Work to complete:
1 > In the methods text on gas and soil analysis, why was N2 used as the carrier gas with 10% CO2 as the make-up gas when measuring N2O in the ECD? Answer in one to three sentences.
2 > Extend the methods text on gas and soil analysis, picking up after its final sentence about storing the soil samples at 4 °C.

Text segment:
The concentrations of N2O and CO2 were analyzed within three days using a gas chromatograph (Agilent 7890B, Agilent Technologies Inc., CA, USA) equipped with electron capture detector (ECD) and a flame ionization detector (FID), with the lowest detection limits for N2O and CO2 concentrations at 32 ppb and 4 ppm, respectively. To avoid cross-interference of N2O and CO2 in the N2O analysis, we used N2 as the carrier gas with 10% CO2 as the make-up gas for measuring N2O in the ECD [51]. Standard gas mixture (315 ppb N2O and 455 ppm CO2, 439 ppb N2O and 650 ppm CO2) was analyzed after every 12 gas samples to calculate the concentrations of samples. The N2O or CO2 fluxes were calculated by linear regression, as described by Huang et al. [14]. Additionally, the cumulative N2O or CO2 emission for each treatment over the season was calculated by the cumulated emissions of each measured period. Detailed calculation methods for N2O and CO2 are described in Huang et al. [14].

2.4. Soil Sampling and Assay

Soil samples (rhizospheric and bulk soils) were collected at major growth stages, i.e., bellmouth, tasseling and maturity stage. Bulk soil (0–20 cm) was collected using a soil auger for the sparse rows. The soil tightly adhering to roots was collected by shaking the whole roots gently and defined as rhizospheric soil. All soil samples were passed through a 2-mm mesh to remove stones, crop residues and roots, and subsequently stored at 4 °C for further analysis within 7 days.

Material provided:
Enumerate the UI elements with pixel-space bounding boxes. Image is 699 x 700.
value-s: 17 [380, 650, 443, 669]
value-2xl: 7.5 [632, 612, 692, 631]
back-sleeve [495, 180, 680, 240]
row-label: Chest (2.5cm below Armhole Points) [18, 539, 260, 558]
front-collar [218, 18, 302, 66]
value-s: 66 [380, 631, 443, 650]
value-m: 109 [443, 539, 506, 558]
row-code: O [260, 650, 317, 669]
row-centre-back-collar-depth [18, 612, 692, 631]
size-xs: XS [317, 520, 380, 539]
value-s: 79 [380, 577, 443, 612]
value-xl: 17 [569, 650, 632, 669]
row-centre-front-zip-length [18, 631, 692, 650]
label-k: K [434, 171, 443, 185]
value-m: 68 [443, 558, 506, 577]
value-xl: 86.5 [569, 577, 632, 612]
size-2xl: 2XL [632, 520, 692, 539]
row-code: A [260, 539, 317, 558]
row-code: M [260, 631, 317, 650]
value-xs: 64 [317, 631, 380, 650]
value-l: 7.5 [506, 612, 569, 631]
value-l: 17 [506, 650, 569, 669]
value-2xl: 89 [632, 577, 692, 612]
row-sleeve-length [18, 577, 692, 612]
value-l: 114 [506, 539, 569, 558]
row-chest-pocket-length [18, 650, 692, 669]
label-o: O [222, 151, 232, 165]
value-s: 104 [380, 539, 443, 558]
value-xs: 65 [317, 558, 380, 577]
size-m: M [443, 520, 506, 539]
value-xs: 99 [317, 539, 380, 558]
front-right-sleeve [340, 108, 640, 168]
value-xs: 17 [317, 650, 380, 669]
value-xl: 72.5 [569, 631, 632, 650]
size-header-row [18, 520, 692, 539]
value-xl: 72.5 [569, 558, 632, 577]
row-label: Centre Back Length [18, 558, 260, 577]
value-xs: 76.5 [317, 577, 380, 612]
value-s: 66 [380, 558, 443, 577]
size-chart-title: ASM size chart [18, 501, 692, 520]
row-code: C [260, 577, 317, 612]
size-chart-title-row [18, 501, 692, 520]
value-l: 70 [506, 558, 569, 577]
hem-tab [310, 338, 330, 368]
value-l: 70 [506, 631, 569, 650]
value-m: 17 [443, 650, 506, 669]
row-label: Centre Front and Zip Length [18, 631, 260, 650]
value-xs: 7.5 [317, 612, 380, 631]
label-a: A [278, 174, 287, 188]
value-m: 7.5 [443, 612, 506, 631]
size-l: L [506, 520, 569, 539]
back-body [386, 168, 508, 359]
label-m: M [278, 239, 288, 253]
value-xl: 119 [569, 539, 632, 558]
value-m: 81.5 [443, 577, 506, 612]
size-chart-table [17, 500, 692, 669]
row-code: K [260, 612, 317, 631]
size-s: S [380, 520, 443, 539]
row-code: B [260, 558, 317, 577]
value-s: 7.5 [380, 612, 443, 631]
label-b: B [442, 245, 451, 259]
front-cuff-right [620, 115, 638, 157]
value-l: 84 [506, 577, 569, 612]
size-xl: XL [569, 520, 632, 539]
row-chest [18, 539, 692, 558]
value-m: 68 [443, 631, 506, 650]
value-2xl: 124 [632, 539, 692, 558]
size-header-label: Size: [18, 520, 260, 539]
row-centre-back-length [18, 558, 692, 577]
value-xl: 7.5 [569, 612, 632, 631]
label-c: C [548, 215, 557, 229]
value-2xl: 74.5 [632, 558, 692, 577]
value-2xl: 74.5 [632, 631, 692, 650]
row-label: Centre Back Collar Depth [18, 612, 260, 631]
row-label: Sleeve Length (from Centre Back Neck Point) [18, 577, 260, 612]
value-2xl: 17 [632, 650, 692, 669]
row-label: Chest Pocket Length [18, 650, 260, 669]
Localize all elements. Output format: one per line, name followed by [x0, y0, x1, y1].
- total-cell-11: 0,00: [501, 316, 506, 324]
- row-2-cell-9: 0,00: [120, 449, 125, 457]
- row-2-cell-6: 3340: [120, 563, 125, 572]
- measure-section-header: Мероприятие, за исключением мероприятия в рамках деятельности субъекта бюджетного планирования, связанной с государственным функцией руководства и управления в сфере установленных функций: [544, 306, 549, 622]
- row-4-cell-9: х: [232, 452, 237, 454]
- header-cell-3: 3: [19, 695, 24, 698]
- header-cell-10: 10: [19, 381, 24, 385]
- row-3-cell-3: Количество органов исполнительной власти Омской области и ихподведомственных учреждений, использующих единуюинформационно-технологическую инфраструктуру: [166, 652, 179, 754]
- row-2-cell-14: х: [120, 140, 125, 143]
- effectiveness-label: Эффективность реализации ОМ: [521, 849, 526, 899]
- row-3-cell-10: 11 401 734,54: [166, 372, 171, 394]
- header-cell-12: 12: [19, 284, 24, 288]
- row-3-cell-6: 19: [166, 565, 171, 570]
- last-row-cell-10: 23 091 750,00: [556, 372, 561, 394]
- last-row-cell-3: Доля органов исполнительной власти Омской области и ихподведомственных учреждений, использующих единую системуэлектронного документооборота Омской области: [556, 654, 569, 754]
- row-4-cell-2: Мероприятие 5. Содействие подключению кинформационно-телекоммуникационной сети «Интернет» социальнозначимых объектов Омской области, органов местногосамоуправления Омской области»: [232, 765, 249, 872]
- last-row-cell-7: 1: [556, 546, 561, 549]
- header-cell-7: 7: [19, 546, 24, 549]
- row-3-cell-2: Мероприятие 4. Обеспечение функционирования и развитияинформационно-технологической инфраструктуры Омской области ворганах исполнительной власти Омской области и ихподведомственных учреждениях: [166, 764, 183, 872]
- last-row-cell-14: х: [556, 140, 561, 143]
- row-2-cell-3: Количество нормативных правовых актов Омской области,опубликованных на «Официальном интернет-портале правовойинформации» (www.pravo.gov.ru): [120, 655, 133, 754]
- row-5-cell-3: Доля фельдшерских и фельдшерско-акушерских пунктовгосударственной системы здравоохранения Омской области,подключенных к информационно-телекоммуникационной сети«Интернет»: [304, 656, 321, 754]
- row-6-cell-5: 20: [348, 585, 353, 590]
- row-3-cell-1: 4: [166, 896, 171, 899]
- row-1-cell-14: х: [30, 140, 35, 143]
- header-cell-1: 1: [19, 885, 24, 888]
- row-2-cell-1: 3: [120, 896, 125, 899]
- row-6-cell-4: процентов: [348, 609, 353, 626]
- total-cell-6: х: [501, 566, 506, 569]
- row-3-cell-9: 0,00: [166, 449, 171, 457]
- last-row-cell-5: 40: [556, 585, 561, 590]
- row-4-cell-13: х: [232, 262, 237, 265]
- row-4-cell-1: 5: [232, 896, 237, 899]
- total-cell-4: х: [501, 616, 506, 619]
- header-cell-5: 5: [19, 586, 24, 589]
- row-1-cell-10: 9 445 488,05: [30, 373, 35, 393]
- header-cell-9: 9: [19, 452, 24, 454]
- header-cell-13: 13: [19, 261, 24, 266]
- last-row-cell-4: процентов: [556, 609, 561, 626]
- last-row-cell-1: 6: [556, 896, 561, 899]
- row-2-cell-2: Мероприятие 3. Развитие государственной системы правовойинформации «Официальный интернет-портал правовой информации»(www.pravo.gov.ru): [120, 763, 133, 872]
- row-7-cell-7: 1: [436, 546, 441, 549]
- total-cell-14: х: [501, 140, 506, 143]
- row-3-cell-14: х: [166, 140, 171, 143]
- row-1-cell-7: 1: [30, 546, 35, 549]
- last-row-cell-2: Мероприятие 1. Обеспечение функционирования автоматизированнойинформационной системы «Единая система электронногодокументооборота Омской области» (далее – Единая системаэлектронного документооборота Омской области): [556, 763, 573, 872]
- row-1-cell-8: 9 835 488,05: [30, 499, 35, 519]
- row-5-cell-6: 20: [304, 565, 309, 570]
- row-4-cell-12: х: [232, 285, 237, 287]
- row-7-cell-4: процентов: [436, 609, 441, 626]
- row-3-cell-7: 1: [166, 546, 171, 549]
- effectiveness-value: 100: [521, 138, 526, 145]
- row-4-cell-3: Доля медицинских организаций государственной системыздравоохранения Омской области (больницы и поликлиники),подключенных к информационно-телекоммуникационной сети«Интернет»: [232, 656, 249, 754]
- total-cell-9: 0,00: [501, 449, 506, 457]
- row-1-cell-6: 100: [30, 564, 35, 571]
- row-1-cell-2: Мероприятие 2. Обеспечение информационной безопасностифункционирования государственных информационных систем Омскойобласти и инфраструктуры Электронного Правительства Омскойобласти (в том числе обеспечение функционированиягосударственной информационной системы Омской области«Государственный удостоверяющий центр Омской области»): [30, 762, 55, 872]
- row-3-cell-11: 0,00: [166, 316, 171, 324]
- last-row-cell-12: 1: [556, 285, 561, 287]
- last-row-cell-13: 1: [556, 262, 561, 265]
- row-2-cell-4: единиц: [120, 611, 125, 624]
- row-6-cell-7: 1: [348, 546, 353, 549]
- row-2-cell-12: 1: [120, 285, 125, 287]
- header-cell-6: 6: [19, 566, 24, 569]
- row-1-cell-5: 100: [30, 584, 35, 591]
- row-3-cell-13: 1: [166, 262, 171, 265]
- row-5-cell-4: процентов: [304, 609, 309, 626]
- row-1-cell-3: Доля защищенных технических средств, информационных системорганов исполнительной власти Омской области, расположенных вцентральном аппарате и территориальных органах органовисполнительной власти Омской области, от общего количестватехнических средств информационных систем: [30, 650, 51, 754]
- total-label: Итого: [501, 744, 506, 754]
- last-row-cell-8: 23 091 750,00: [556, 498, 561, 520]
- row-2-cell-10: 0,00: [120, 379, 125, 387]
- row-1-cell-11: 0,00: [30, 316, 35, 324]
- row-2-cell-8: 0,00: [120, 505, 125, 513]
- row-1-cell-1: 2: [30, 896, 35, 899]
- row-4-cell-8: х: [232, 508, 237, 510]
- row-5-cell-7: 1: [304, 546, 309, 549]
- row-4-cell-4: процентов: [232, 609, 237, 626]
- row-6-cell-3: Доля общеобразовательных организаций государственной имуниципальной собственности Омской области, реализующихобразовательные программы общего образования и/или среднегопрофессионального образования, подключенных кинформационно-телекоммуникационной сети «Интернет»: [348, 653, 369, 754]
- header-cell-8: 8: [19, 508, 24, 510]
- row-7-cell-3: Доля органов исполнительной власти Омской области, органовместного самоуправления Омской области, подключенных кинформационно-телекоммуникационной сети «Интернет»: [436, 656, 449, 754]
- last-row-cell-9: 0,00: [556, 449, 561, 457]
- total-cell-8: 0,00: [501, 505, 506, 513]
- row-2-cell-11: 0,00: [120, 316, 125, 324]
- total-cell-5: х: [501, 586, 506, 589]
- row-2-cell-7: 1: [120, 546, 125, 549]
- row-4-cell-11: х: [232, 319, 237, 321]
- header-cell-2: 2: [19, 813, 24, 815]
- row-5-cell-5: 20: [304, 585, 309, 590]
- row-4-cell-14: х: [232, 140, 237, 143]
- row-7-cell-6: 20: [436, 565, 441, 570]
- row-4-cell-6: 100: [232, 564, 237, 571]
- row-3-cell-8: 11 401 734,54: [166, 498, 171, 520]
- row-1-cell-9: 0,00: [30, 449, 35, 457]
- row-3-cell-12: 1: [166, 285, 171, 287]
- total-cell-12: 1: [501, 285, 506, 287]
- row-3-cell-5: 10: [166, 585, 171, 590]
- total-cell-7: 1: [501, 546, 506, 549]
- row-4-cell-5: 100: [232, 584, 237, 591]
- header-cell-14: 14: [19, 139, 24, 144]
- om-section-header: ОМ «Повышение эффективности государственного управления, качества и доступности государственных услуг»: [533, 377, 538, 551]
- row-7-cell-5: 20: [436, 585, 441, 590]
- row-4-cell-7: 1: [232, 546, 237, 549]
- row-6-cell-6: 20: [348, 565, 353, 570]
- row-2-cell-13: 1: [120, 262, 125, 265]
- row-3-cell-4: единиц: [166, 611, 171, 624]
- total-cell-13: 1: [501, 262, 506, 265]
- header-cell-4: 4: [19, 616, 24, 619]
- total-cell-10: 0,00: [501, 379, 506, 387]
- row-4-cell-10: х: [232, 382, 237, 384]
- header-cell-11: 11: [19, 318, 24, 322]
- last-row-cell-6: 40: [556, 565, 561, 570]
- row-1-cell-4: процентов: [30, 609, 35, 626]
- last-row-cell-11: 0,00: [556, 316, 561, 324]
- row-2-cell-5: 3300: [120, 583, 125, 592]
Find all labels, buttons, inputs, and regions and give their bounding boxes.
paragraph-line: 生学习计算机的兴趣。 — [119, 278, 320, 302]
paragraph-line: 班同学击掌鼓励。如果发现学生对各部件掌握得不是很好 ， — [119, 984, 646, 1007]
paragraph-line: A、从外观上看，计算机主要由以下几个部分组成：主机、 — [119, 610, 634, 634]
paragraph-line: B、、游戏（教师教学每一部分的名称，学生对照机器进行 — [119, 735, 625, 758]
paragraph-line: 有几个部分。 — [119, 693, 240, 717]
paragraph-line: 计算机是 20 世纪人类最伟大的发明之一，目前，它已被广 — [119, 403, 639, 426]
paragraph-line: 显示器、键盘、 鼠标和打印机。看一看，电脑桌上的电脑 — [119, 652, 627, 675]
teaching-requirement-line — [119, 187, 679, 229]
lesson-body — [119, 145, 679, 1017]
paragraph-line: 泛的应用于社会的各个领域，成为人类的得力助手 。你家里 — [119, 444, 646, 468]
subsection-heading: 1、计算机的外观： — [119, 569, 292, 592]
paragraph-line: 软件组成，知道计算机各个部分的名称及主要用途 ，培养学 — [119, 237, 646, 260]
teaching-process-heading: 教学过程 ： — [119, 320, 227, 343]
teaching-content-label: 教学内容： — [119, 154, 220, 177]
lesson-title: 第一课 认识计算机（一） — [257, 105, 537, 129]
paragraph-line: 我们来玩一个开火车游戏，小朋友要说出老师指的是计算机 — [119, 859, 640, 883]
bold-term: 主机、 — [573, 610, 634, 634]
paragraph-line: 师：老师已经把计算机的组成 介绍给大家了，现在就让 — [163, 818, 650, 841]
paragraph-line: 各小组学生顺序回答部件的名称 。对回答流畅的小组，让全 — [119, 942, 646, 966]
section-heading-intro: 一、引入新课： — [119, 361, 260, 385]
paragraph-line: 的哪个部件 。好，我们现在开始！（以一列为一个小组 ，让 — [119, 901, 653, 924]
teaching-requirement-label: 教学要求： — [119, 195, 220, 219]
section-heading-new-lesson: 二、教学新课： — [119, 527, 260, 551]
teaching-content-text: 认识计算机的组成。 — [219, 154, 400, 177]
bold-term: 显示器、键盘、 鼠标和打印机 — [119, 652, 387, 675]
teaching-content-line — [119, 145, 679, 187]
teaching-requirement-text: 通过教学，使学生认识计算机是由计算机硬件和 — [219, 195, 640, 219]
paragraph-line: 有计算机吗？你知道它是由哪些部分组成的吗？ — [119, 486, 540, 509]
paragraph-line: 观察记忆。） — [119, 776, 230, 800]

Task answers:
1 > This gas setup was used to avoid cross-interference between N2O and CO2 during the N2O analysis.

2 >
The concentration of DOC, referred to as water-extractable DOC in the present study, was measured by extracting the soil with deionized water (1:5, w/v) [52], and then assayed using a liquid TOC auto-analyzer (Elementar Inc., Hanau, Germany) after filtering through a 0.45 µm membrane. MBC concentration was determined by subtracting the K2SO4-extracted C concentration in unfumigated soil samples from that of chloroform-fumigated soil samples, divided by an extraction efficiency factor of 0.45 [53]. The concentrations of soil ammonium N (NH4+-N) and nitrate N (NO3-N) were determined by extracting the soil with 2 M KCl solution (1:5, w/v) [18] and then analyzed with an AA3 continuous-flow analyzer (Bran + Luebbe Gmbh, Norderstedt, Germany) after filtering.
We assayed seven soil extracellular enzymes according to their use of either low- or high-molecular weight substrates and their significance in C and N cycling, including β-glucosidase (BG), β-cellobiosidase (CB) and β-xylosidase (XYL), N-acetyl-glucosaminidase (NAG) and L-leucine aminopeptidase (LAP), as well as phenol oxidase (PPO) and peroxidase (PER). The activities of BG, CB, XYL, NAG and LAP were measured using the modified fluorometric technique [54,55]. The activities of PPO and PER were measured by the modified spectrophotometrically method [56,57]. Enzyme activity was expressed as µmol g−1 h−1 dry soil.

2.5. Statistical Analyses

The statistical analyses were performed using SPSS 20.0 (IBM Corp., Armonk, NY, USA). The significance among treatments were performed using ANOVA based on the Least Significant Difference (LSD) test at a 5% probability level as the judgement standard (p < 0.05). Figures were plotted using Origin 2021 (OriginLab Corporation, Northampton, MA, USA). Data were reported as means with standard errors of three repetitions.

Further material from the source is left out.